DIRECTIVE:
Check every line below for the string "Особенности", and copy the lines that contain it.

(Records from a data source)
_ _ _

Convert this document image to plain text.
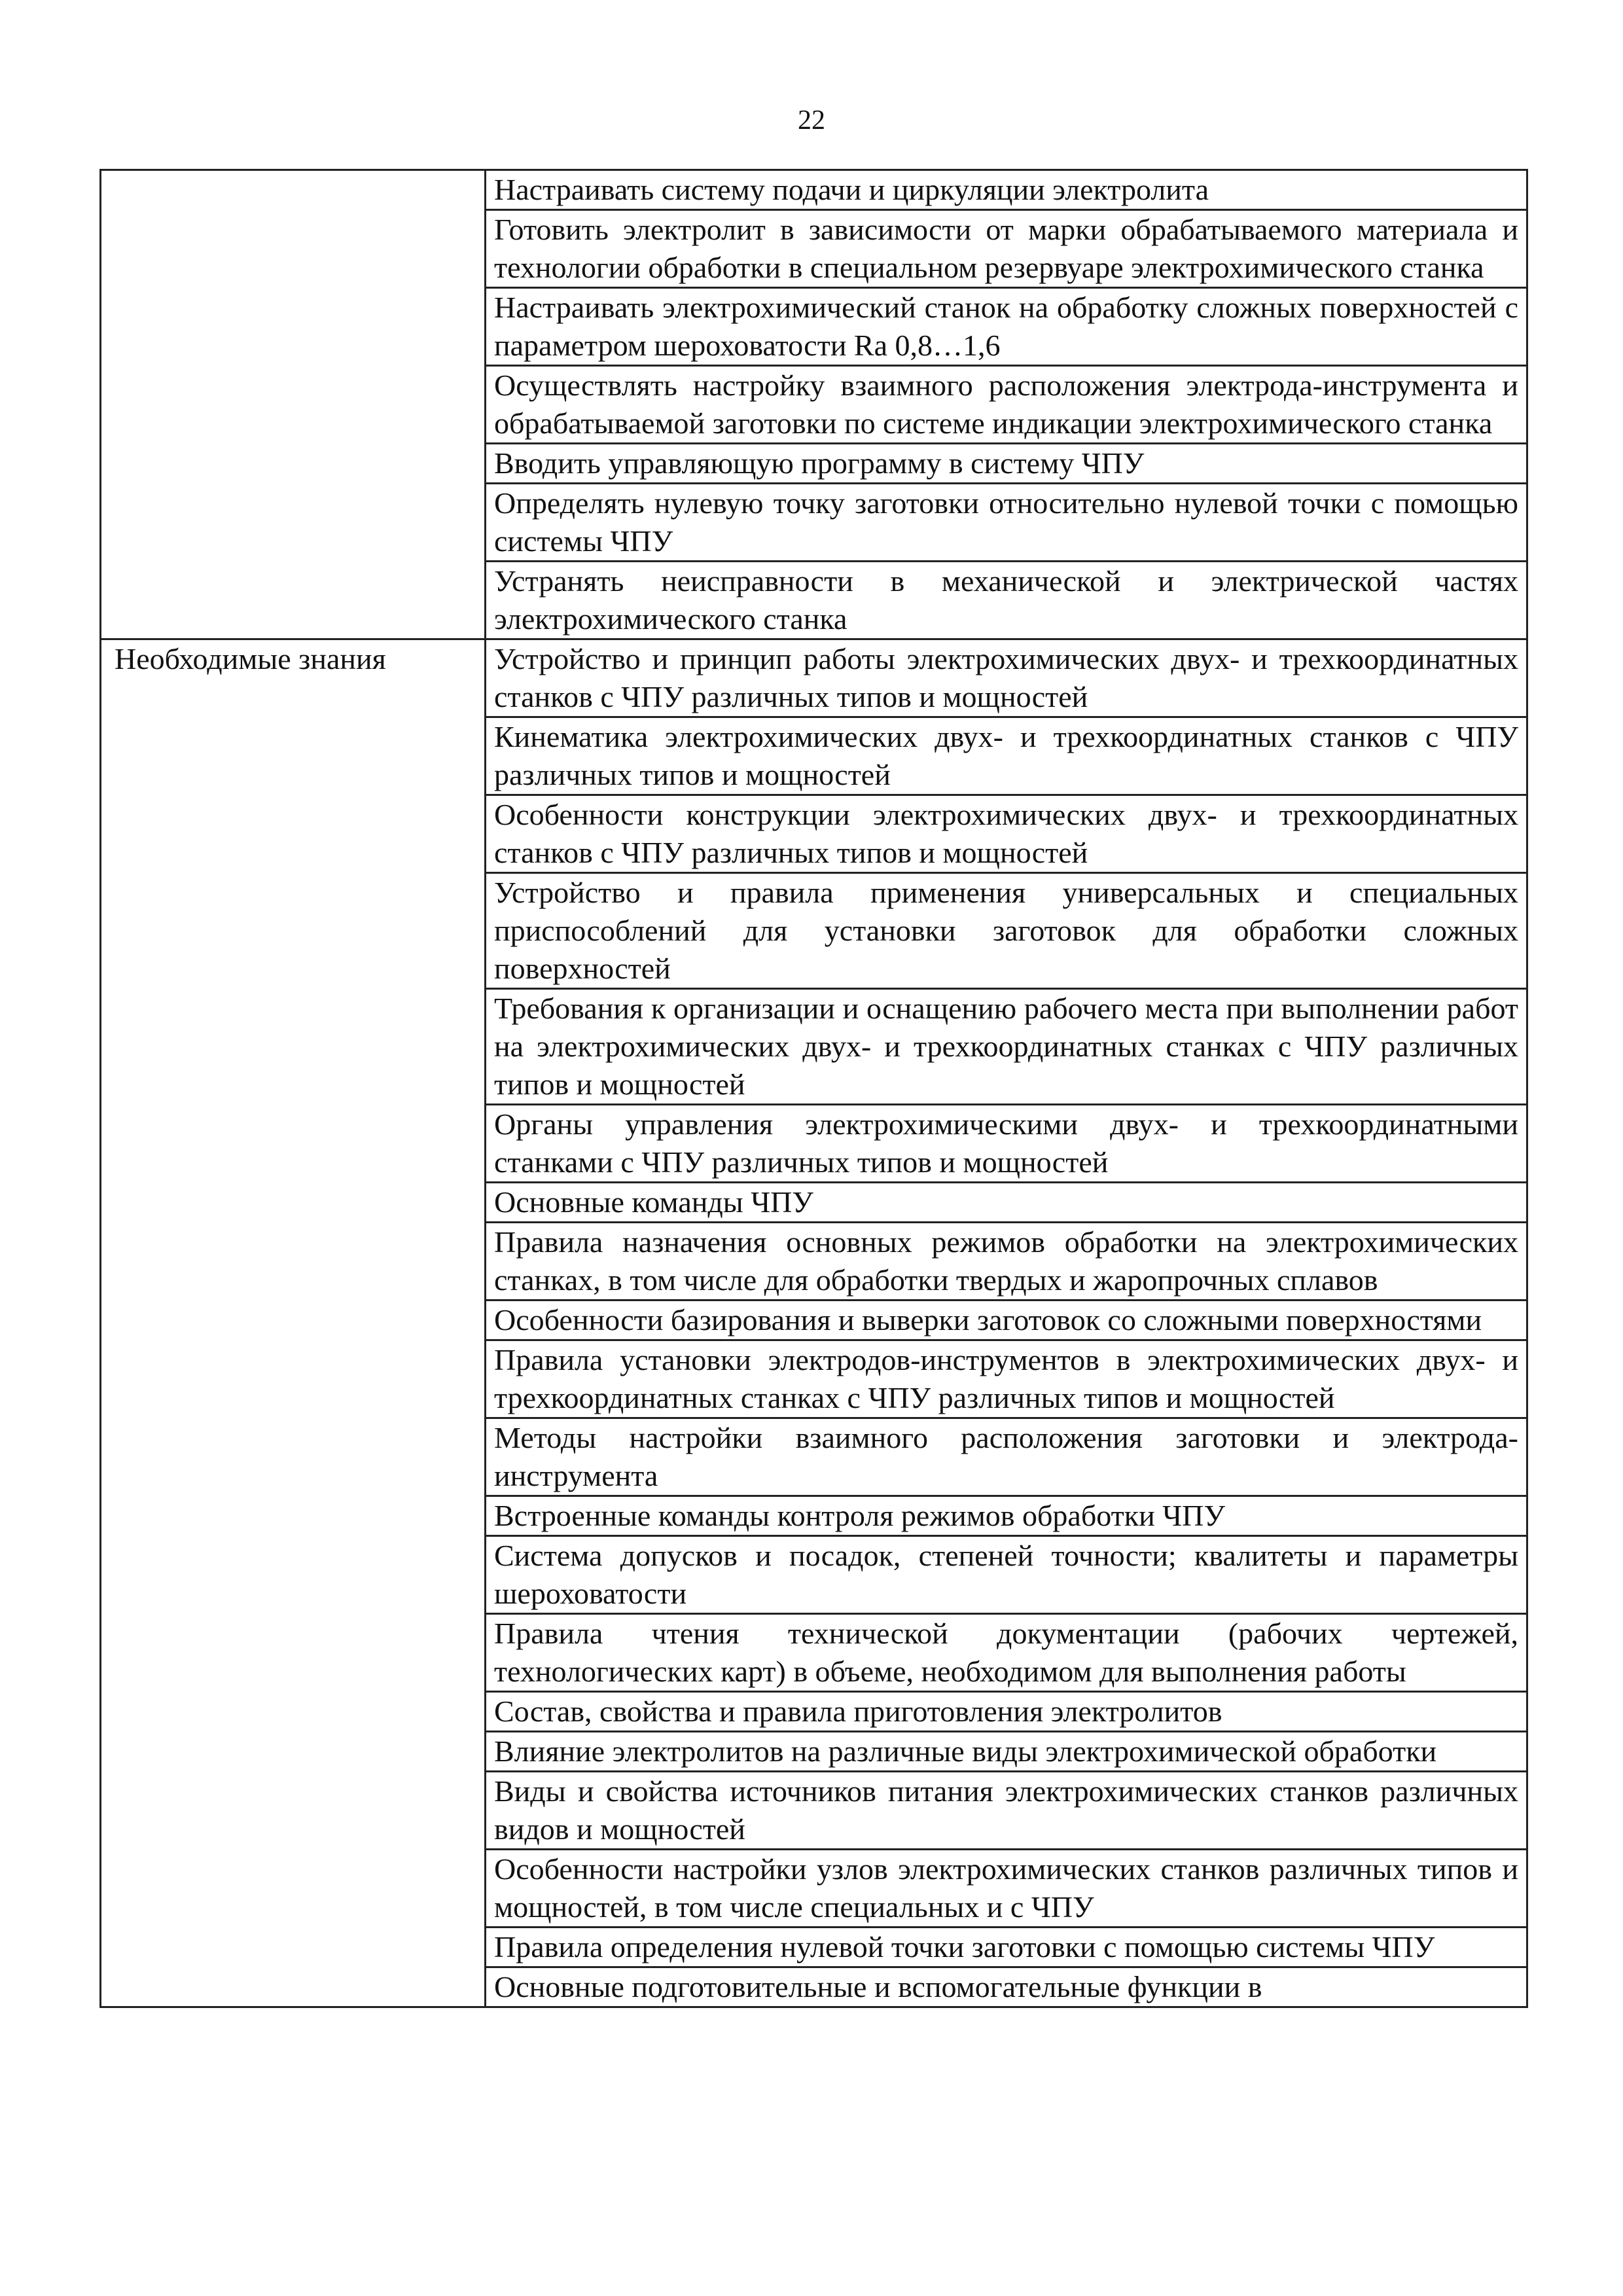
22
	Настраивать систему подачи и циркуляции электролита
	Готовить электролит в зависимости от марки обрабатываемого материала и технологии обработки в специальном резервуаре электрохимического станка
	Настраивать электрохимический станок на обработку сложных поверхностей с параметром шероховатости Ra 0,8…1,6
	Осуществлять настройку взаимного расположения электрода-инструмента и обрабатываемой заготовки по системе индикации электрохимического станка
	Вводить управляющую программу в систему ЧПУ
	Определять нулевую точку заготовки относительно нулевой точки с помощью системы ЧПУ
	Устранять неисправности в механической и электрической частях электрохимического станка
Необходимые знания	Устройство и принцип работы электрохимических двух- и трехкоординатных станков с ЧПУ различных типов и мощностей
	Кинематика электрохимических двух- и трехкоординатных станков с ЧПУ различных типов и мощностей
	Особенности конструкции электрохимических двух- и трехкоординатных станков с ЧПУ различных типов и мощностей
	Устройство и правила применения универсальных и специальных приспособлений для установки заготовок для обработки сложных поверхностей
	Требования к организации и оснащению рабочего места при выполнении работ на электрохимических двух- и трехкоординатных станках с ЧПУ различных типов и мощностей
	Органы управления электрохимическими двух- и трехкоординатными станками с ЧПУ различных типов и мощностей
	Основные команды ЧПУ
	Правила назначения основных режимов обработки на электрохимических станках, в том числе для обработки твердых и жаропрочных сплавов
	Особенности базирования и выверки заготовок со сложными поверхностями
	Правила установки электродов-инструментов в электрохимических двух- и трехкоординатных станках с ЧПУ различных типов и мощностей
	Методы настройки взаимного расположения заготовки и электрода-инструмента
	Встроенные команды контроля режимов обработки ЧПУ
	Система допусков и посадок, степеней точности; квалитеты и параметры шероховатости
	Правила чтения технической документации (рабочих чертежей, технологических карт) в объеме, необходимом для выполнения работы
	Состав, свойства и правила приготовления электролитов
	Влияние электролитов на различные виды электрохимической обработки
	Виды и свойства источников питания электрохимических станков различных видов и мощностей
	Особенности настройки узлов электрохимических станков различных типов и мощностей, в том числе специальных и с ЧПУ
	Правила определения нулевой точки заготовки с помощью системы ЧПУ
	Основные подготовительные и вспомогательные функции в
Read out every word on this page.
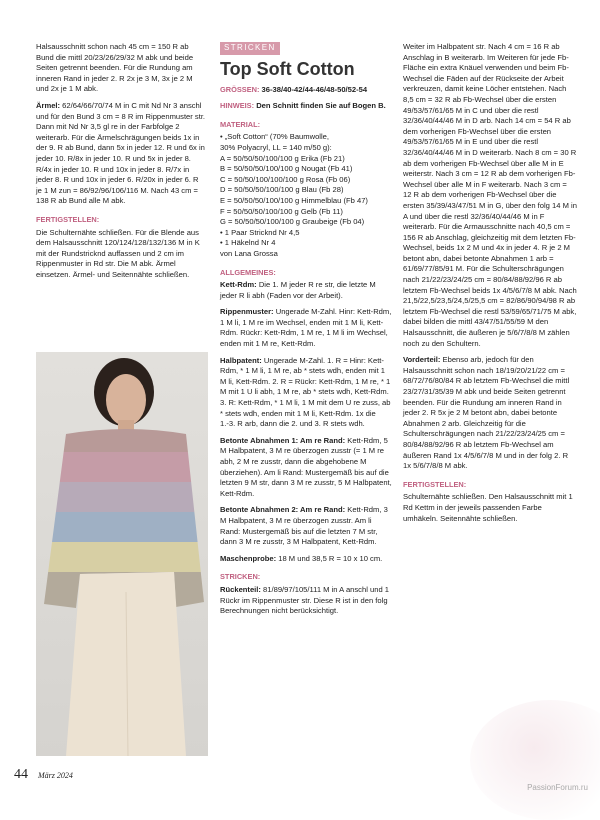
Halsausschnitt schon nach 45 cm = 150 R ab Bund die mittl 20/23/26/29/32 M abk und beide Seiten getrennt beenden. Für die Rundung am inneren Rand in jeder 2. R 2x je 3 M, 3x je 2 M und 2x je 1 M abk.

Ärmel: 62/64/66/70/74 M in C mit Nd Nr 3 anschl und für den Bund 3 cm = 8 R im Rippenmuster str. Dann mit Nd Nr 3,5 gl re in der Farbfolge 2 weiterarb. Für die Ärmelschrägungen beids 1x in der 9. R ab Bund, dann 5x in jeder 12. R und 6x in jeder 10. R/8x in jeder 10. R und 5x in jeder 8. R/4x in jeder 10. R und 10x in jeder 8. R/7x in jeder 8. R und 10x in jeder 6. R/20x in jeder 6. R je 1 M zun = 86/92/96/106/116 M. Nach 43 cm = 138 R ab Bund alle M abk.

FERTIGSTELLEN:

Die Schulternähte schließen. Für die Blende aus dem Halsausschnitt 120/124/128/132/136 M in K mit der Rundstricknd auffassen und 2 cm im Rippenmuster in Rd str. Die M abk. Ärmel einsetzen. Ärmel- und Seitennähte schließen.

STRICKEN
Top Soft Cotton

GRÖSSEN: 36-38/40-42/44-46/48-50/52-54

HINWEIS: Den Schnitt finden Sie auf Bogen B.

MATERIAL:
• „Soft Cotton“ (70% Baumwolle,
30% Polyacryl, LL = 140 m/50 g):
A = 50/50/50/100/100 g Erika (Fb 21)
B = 50/50/50/100/100 g Nougat (Fb 41)
C = 50/50/100/100/100 g Rosa (Fb 06)
D = 50/50/50/100/100 g Blau (Fb 28)
E = 50/50/50/100/100 g Himmelblau (Fb 47)
F = 50/50/50/100/100 g Gelb (Fb 11)
G = 50/50/50/100/100 g Graubeige (Fb 04)
• 1 Paar Stricknd Nr 4,5
• 1 Häkelnd Nr 4
von Lana Grossa
ALLGEMEINES:

Kett-Rdm: Die 1. M jeder R re str, die letzte M jeder R li abh (Faden vor der Arbeit).

Rippenmuster: Ungerade M-Zahl. Hinr: Kett-Rdm, 1 M li, 1 M re im Wechsel, enden mit 1 M li, Kett-Rdm. Rückr: Kett-Rdm, 1 M re, 1 M li im Wechsel, enden mit 1 M re, Kett-Rdm.

Halbpatent: Ungerade M-Zahl. 1. R = Hinr: Kett-Rdm, * 1 M li, 1 M re, ab * stets wdh, enden mit 1 M li, Kett-Rdm. 2. R = Rückr: Kett-Rdm, 1 M re, * 1 M mit 1 U li abh, 1 M re, ab * stets wdh, Kett-Rdm. 3. R: Kett-Rdm, * 1 M li, 1 M mit dem U re zuss, ab * stets wdh, enden mit 1 M li, Kett-Rdm. 1x die 1.-3. R arb, dann die 2. und 3. R stets wdh.

Betonte Abnahmen 1: Am re Rand: Kett-Rdm, 5 M Halbpatent, 3 M re überzogen zusstr (= 1 M re abh, 2 M re zusstr, dann die abgehobene M überziehen). Am li Rand: Mustergemäß bis auf die letzten 9 M str, dann 3 M re zusstr, 5 M Halbpatent, Kett-Rdm.

Betonte Abnahmen 2: Am re Rand: Kett-Rdm, 3 M Halbpatent, 3 M re überzogen zusstr. Am li Rand: Mustergemäß bis auf die letzten 7 M str, dann 3 M re zusstr, 3 M Halbpatent, Kett-Rdm.

Maschenprobe: 18 M und 38,5 R = 10 x 10 cm.

STRICKEN:

Rückenteil: 81/89/97/105/111 M in A anschl und 1 Rückr im Rippenmuster str. Diese R ist in den folg Berechnungen nicht berücksichtigt.

Weiter im Halbpatent str. Nach 4 cm = 16 R ab Anschlag in B weiterarb. Im Weiteren für jede Fb-Fläche ein extra Knäuel verwenden und beim Fb-Wechsel die Fäden auf der Rückseite der Arbeit verkreuzen, damit keine Löcher entstehen. Nach 8,5 cm = 32 R ab Fb-Wechsel über die ersten 49/53/57/61/65 M in C und über die restl 32/36/40/44/46 M in D arb. Nach 14 cm = 54 R ab dem vorherigen Fb-Wechsel über die ersten 49/53/57/61/65 M in E und über die restl 32/36/40/44/46 M in D weiterarb. Nach 8 cm = 30 R ab dem vorherigen Fb-Wechsel über alle M in E weiterstr. Nach 3 cm = 12 R ab dem vorherigen Fb-Wechsel über alle M in F weiterarb. Nach 3 cm = 12 R ab dem vorherigen Fb-Wechsel über die ersten 35/39/43/47/51 M in G, über den folg 14 M in A und über die restl 32/36/40/44/46 M in F weiterarb. Für die Armausschnitte nach 40,5 cm = 156 R ab Anschlag, gleichzeitig mit dem letzten Fb-Wechsel, beids 1x 2 M und 4x in jeder 4. R je 2 M betont abn, dabei betonte Abnahmen 1 arb = 61/69/77/85/91 M. Für die Schulterschrägungen nach 21/22/23/24/25 cm = 80/84/88/92/96 R ab letztem Fb-Wechsel beids 1x 4/5/6/7/8 M abk. Nach 21,5/22,5/23,5/24,5/25,5 cm = 82/86/90/94/98 R ab letztem Fb-Wechsel die restl 53/59/65/71/75 M abk, dabei bilden die mittl 43/47/51/55/59 M den Halsausschnitt, die äußeren je 5/6/7/8/8 M zählen noch zu den Schultern.

Vorderteil: Ebenso arb, jedoch für den Halsausschnitt schon nach 18/19/20/21/22 cm = 68/72/76/80/84 R ab letztem Fb-Wechsel die mittl 23/27/31/35/39 M abk und beide Seiten getrennt beenden. Für die Rundung am inneren Rand in jeder 2. R 5x je 2 M betont abn, dabei betonte Abnahmen 2 arb. Gleichzeitig für die Schulterschrägungen nach 21/22/23/24/25 cm = 80/84/88/92/96 R ab letztem Fb-Wechsel am äußeren Rand 1x 4/5/6/7/8 M und in der folg 2. R 1x 5/6/7/8/8 M abk.

FERTIGSTELLEN:

Schulternähte schließen. Den Halsausschnitt mit 1 Rd Kettm in der jeweils passenden Farbe umhäkeln. Seitennähte schließen.

44 März 2024
PassionForum.ru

_ _ _

THE COMPLETED TASK:
	Особенности конструкции электрохимических двух- и трехкоординатных станков с ЧПУ различных типов и мощностей
	Особенности базирования и выверки заготовок со сложными поверхностями
	Особенности настройки узлов электрохимических станков различных типов и мощностей, в том числе специальных и с ЧПУ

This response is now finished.